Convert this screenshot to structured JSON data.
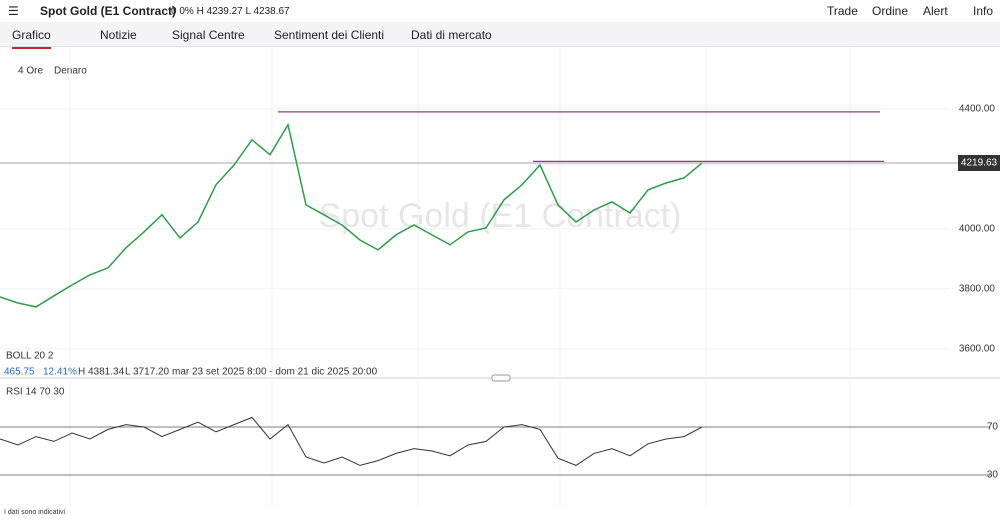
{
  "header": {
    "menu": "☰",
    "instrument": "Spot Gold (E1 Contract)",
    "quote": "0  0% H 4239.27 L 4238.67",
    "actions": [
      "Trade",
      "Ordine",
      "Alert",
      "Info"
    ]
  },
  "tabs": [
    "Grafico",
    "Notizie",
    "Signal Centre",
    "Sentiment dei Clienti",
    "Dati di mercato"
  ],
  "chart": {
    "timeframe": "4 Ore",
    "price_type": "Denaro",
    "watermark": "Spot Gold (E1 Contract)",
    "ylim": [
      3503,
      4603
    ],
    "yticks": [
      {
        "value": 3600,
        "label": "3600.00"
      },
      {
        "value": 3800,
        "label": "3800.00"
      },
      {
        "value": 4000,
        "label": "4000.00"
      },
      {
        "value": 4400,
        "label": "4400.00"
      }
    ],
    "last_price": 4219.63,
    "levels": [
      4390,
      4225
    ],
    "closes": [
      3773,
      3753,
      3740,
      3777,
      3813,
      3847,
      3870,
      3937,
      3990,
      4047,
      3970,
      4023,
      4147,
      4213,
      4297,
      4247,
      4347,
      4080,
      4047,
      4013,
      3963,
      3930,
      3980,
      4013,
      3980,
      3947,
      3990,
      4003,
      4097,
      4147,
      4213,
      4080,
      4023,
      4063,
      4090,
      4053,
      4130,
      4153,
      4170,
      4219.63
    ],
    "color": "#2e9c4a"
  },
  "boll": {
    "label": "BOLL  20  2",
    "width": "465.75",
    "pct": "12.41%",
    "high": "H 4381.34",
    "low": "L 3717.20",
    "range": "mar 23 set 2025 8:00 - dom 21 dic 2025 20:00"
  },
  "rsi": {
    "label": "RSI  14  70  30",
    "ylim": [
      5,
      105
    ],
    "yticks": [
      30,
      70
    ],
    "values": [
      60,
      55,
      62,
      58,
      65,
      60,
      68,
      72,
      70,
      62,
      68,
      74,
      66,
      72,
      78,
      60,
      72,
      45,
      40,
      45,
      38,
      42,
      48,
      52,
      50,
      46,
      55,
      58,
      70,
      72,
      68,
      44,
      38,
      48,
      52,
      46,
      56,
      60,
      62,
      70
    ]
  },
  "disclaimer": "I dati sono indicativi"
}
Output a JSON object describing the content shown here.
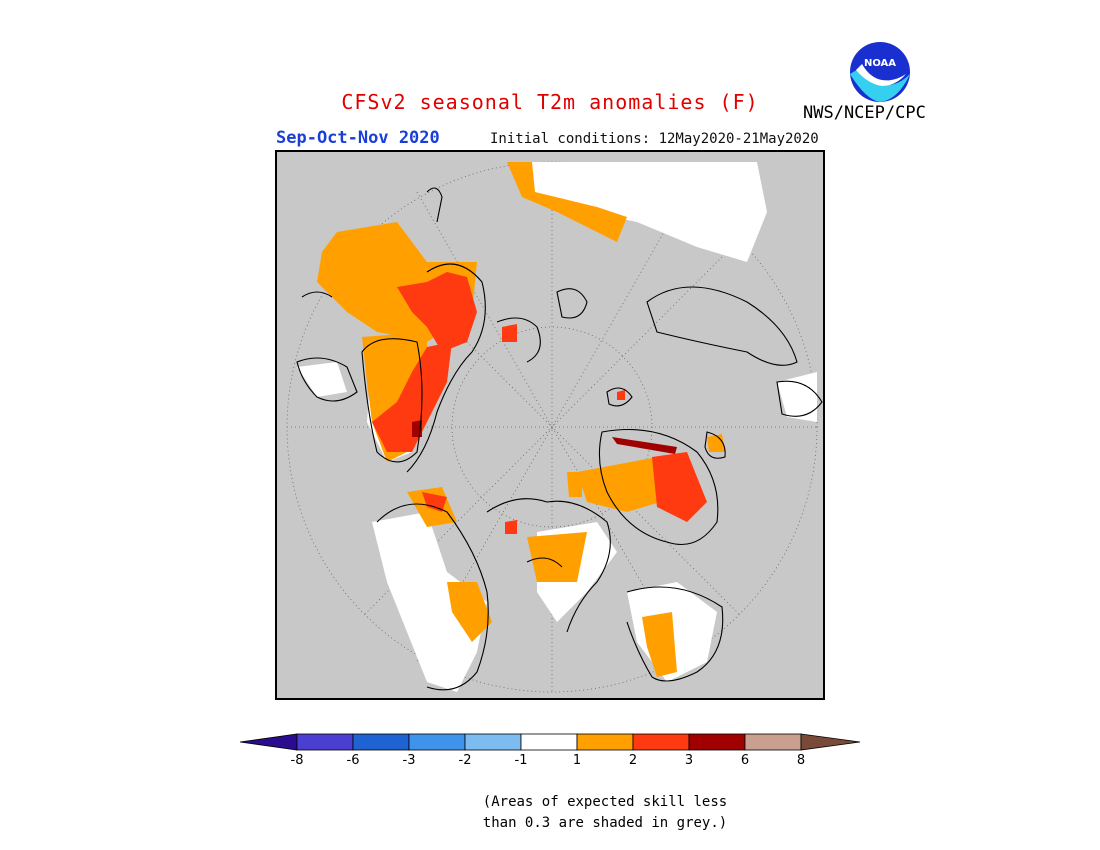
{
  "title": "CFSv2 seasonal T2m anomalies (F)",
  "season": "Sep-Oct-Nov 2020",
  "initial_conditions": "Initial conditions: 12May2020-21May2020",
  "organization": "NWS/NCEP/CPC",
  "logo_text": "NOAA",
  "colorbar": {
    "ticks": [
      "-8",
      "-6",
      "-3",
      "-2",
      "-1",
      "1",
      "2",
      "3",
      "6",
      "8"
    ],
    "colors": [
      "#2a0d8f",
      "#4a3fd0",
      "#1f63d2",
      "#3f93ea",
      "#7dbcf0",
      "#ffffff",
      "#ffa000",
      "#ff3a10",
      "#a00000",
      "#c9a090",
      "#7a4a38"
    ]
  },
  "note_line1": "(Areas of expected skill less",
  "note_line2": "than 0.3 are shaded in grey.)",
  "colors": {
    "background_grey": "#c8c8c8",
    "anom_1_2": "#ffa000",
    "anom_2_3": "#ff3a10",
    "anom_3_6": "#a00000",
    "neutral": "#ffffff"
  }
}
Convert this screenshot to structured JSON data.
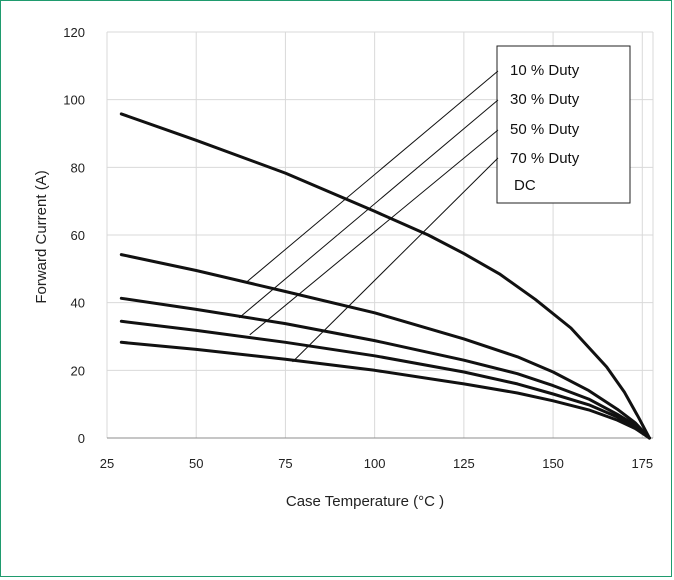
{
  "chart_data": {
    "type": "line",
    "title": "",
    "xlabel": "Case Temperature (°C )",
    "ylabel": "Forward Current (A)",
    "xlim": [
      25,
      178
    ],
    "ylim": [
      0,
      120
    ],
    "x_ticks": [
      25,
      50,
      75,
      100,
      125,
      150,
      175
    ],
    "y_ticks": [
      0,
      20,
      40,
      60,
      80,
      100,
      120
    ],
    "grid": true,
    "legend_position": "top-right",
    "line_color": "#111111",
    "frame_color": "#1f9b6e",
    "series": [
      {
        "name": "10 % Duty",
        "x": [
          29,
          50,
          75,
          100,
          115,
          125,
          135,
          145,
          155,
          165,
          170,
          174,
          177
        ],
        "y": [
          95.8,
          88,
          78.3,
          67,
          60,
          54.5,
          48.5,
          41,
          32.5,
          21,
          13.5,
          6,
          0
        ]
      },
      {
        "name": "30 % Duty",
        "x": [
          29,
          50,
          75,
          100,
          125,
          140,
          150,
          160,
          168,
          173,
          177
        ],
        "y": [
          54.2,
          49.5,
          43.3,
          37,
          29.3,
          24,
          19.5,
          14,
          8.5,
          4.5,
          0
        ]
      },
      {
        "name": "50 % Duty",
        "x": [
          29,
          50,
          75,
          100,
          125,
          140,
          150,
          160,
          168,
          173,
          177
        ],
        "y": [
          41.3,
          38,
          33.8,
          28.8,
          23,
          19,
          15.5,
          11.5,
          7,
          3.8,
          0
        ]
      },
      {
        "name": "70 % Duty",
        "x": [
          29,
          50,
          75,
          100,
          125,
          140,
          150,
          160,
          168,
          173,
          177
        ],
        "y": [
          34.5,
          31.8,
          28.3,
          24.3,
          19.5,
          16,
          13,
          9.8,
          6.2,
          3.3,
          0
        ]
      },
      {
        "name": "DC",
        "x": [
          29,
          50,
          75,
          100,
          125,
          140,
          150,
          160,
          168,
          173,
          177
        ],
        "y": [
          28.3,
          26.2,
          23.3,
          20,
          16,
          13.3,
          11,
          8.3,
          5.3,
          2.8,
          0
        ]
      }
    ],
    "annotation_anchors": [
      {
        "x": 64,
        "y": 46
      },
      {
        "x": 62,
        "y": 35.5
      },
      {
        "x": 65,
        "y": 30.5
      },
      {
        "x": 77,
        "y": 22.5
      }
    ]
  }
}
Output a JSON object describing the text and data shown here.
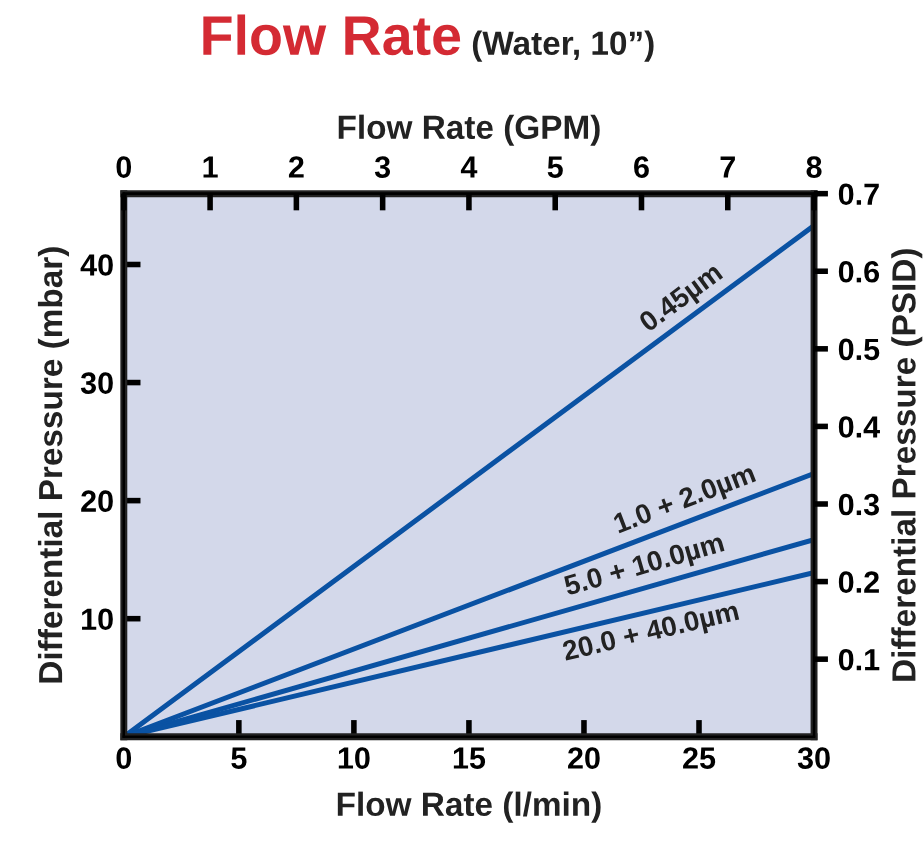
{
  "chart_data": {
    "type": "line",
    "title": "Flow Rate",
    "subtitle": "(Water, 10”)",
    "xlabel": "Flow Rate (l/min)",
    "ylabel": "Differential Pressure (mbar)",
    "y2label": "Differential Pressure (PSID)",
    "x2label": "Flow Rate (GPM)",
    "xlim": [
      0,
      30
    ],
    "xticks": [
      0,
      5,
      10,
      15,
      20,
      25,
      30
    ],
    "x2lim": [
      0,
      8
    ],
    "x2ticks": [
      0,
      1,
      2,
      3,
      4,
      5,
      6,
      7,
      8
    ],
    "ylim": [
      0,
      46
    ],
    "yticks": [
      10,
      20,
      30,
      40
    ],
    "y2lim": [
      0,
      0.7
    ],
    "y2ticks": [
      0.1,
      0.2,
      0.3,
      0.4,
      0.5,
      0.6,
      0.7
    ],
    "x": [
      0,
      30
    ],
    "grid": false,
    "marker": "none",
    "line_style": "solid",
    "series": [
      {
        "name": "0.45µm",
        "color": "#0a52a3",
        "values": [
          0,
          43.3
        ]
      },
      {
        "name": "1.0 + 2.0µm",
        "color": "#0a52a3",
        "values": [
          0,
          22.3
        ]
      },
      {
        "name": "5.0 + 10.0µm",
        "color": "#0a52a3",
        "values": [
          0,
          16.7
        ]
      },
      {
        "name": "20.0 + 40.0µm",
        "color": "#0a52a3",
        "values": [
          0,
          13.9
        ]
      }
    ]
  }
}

◇ ◇ ◇ ◇ ◇

** Description of the task **
Without the pictures, restate all the entries above exactly.

** Answer to this task **
Convert this screenshot to structured JSON data.
{
  "header": {
    "menu": "☰",
    "instrument": "Spot Gold (E1 Contract)",
    "quote": "0  0% H 4239.27 L 4238.67",
    "actions": [
      "Trade",
      "Ordine",
      "Alert",
      "Info"
    ]
  },
  "tabs": [
    "Grafico",
    "Notizie",
    "Signal Centre",
    "Sentiment dei Clienti",
    "Dati di mercato"
  ],
  "chart": {
    "timeframe": "4 Ore",
    "price_type": "Denaro",
    "watermark": "Spot Gold (E1 Contract)",
    "ylim": [
      3503,
      4603
    ],
    "yticks": [
      {
        "value": 3600,
        "label": "3600.00"
      },
      {
        "value": 3800,
        "label": "3800.00"
      },
      {
        "value": 4000,
        "label": "4000.00"
      },
      {
        "value": 4400,
        "label": "4400.00"
      }
    ],
    "last_price": 4219.63,
    "levels": [
      4390,
      4225
    ],
    "closes": [
      3773,
      3753,
      3740,
      3777,
      3813,
      3847,
      3870,
      3937,
      3990,
      4047,
      3970,
      4023,
      4147,
      4213,
      4297,
      4247,
      4347,
      4080,
      4047,
      4013,
      3963,
      3930,
      3980,
      4013,
      3980,
      3947,
      3990,
      4003,
      4097,
      4147,
      4213,
      4080,
      4023,
      4063,
      4090,
      4053,
      4130,
      4153,
      4170,
      4219.63
    ],
    "color": "#2e9c4a"
  },
  "boll": {
    "label": "BOLL  20  2",
    "width": "465.75",
    "pct": "12.41%",
    "high": "H 4381.34",
    "low": "L 3717.20",
    "range": "mar 23 set 2025 8:00 - dom 21 dic 2025 20:00"
  },
  "rsi": {
    "label": "RSI  14  70  30",
    "ylim": [
      5,
      105
    ],
    "yticks": [
      30,
      70
    ],
    "values": [
      60,
      55,
      62,
      58,
      65,
      60,
      68,
      72,
      70,
      62,
      68,
      74,
      66,
      72,
      78,
      60,
      72,
      45,
      40,
      45,
      38,
      42,
      48,
      52,
      50,
      46,
      55,
      58,
      70,
      72,
      68,
      44,
      38,
      48,
      52,
      46,
      56,
      60,
      62,
      70
    ]
  },
  "disclaimer": "I dati sono indicativi"
}
Output a JSON object describing the content shown here.
{
  "title": "CFSv2 seasonal T2m anomalies (F)",
  "season": "Sep-Oct-Nov 2020",
  "initial_conditions": "Initial conditions: 12May2020-21May2020",
  "organization": "NWS/NCEP/CPC",
  "logo_text": "NOAA",
  "colorbar": {
    "ticks": [
      "-8",
      "-6",
      "-3",
      "-2",
      "-1",
      "1",
      "2",
      "3",
      "6",
      "8"
    ],
    "colors": [
      "#2a0d8f",
      "#4a3fd0",
      "#1f63d2",
      "#3f93ea",
      "#7dbcf0",
      "#ffffff",
      "#ffa000",
      "#ff3a10",
      "#a00000",
      "#c9a090",
      "#7a4a38"
    ]
  },
  "note_line1": "(Areas of expected skill less",
  "note_line2": "than 0.3 are shaded in grey.)",
  "colors": {
    "background_grey": "#c8c8c8",
    "anom_1_2": "#ffa000",
    "anom_2_3": "#ff3a10",
    "anom_3_6": "#a00000",
    "neutral": "#ffffff"
  }
}
Convert this screenshot to structured JSON data.
{
  "chart_data": {
    "type": "line",
    "title": "",
    "xlabel": "Case Temperature (°C )",
    "ylabel": "Forward Current (A)",
    "xlim": [
      25,
      178
    ],
    "ylim": [
      0,
      120
    ],
    "x_ticks": [
      25,
      50,
      75,
      100,
      125,
      150,
      175
    ],
    "y_ticks": [
      0,
      20,
      40,
      60,
      80,
      100,
      120
    ],
    "grid": true,
    "legend_position": "top-right",
    "line_color": "#111111",
    "frame_color": "#1f9b6e",
    "series": [
      {
        "name": "10 % Duty",
        "x": [
          29,
          50,
          75,
          100,
          115,
          125,
          135,
          145,
          155,
          165,
          170,
          174,
          177
        ],
        "y": [
          95.8,
          88,
          78.3,
          67,
          60,
          54.5,
          48.5,
          41,
          32.5,
          21,
          13.5,
          6,
          0
        ]
      },
      {
        "name": "30 % Duty",
        "x": [
          29,
          50,
          75,
          100,
          125,
          140,
          150,
          160,
          168,
          173,
          177
        ],
        "y": [
          54.2,
          49.5,
          43.3,
          37,
          29.3,
          24,
          19.5,
          14,
          8.5,
          4.5,
          0
        ]
      },
      {
        "name": "50 % Duty",
        "x": [
          29,
          50,
          75,
          100,
          125,
          140,
          150,
          160,
          168,
          173,
          177
        ],
        "y": [
          41.3,
          38,
          33.8,
          28.8,
          23,
          19,
          15.5,
          11.5,
          7,
          3.8,
          0
        ]
      },
      {
        "name": "70 % Duty",
        "x": [
          29,
          50,
          75,
          100,
          125,
          140,
          150,
          160,
          168,
          173,
          177
        ],
        "y": [
          34.5,
          31.8,
          28.3,
          24.3,
          19.5,
          16,
          13,
          9.8,
          6.2,
          3.3,
          0
        ]
      },
      {
        "name": "DC",
        "x": [
          29,
          50,
          75,
          100,
          125,
          140,
          150,
          160,
          168,
          173,
          177
        ],
        "y": [
          28.3,
          26.2,
          23.3,
          20,
          16,
          13.3,
          11,
          8.3,
          5.3,
          2.8,
          0
        ]
      }
    ],
    "annotation_anchors": [
      {
        "x": 64,
        "y": 46
      },
      {
        "x": 62,
        "y": 35.5
      },
      {
        "x": 65,
        "y": 30.5
      },
      {
        "x": 77,
        "y": 22.5
      }
    ]
  }
}
Output a JSON object describing the text and data shown here.
{
  "chart_data": {
    "type": "line",
    "title": "Flow Rate",
    "subtitle": "(Water, 10”)",
    "xlabel": "Flow Rate (l/min)",
    "ylabel": "Differential Pressure (mbar)",
    "y2label": "Differential Pressure (PSID)",
    "x2label": "Flow Rate (GPM)",
    "xlim": [
      0,
      30
    ],
    "xticks": [
      0,
      5,
      10,
      15,
      20,
      25,
      30
    ],
    "x2lim": [
      0,
      8
    ],
    "x2ticks": [
      0,
      1,
      2,
      3,
      4,
      5,
      6,
      7,
      8
    ],
    "ylim": [
      0,
      46
    ],
    "yticks": [
      10,
      20,
      30,
      40
    ],
    "y2lim": [
      0,
      0.7
    ],
    "y2ticks": [
      0.1,
      0.2,
      0.3,
      0.4,
      0.5,
      0.6,
      0.7
    ],
    "x": [
      0,
      30
    ],
    "grid": false,
    "marker": "none",
    "line_style": "solid",
    "series": [
      {
        "name": "0.45µm",
        "color": "#0a52a3",
        "values": [
          0,
          43.3
        ]
      },
      {
        "name": "1.0 + 2.0µm",
        "color": "#0a52a3",
        "values": [
          0,
          22.3
        ]
      },
      {
        "name": "5.0 + 10.0µm",
        "color": "#0a52a3",
        "values": [
          0,
          16.7
        ]
      },
      {
        "name": "20.0 + 40.0µm",
        "color": "#0a52a3",
        "values": [
          0,
          13.9
        ]
      }
    ]
  }
}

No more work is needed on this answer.